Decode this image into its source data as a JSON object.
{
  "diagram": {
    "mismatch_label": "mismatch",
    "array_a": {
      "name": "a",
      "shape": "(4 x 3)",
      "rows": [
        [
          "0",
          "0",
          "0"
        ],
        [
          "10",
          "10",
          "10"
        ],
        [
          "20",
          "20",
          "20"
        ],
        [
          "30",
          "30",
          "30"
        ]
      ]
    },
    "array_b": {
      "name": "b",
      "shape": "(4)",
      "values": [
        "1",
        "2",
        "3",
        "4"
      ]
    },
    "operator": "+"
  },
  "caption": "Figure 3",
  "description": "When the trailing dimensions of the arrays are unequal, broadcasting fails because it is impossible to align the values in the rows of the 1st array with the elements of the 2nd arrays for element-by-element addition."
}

• • •

EXERCISE
Copy all the records above exactly, missing none.

RESULT
Decode this image into its source data as a JSON object.
{
  "diagram": {
    "mismatch_label": "mismatch",
    "array_a": {
      "name": "a",
      "shape": "(4 x 3)",
      "rows": [
        [
          "0",
          "0",
          "0"
        ],
        [
          "10",
          "10",
          "10"
        ],
        [
          "20",
          "20",
          "20"
        ],
        [
          "30",
          "30",
          "30"
        ]
      ]
    },
    "array_b": {
      "name": "b",
      "shape": "(4)",
      "values": [
        "1",
        "2",
        "3",
        "4"
      ]
    },
    "operator": "+"
  },
  "caption": "Figure 3",
  "description": "When the trailing dimensions of the arrays are unequal, broadcasting fails because it is impossible to align the values in the rows of the 1st array with the elements of the 2nd arrays for element-by-element addition."
}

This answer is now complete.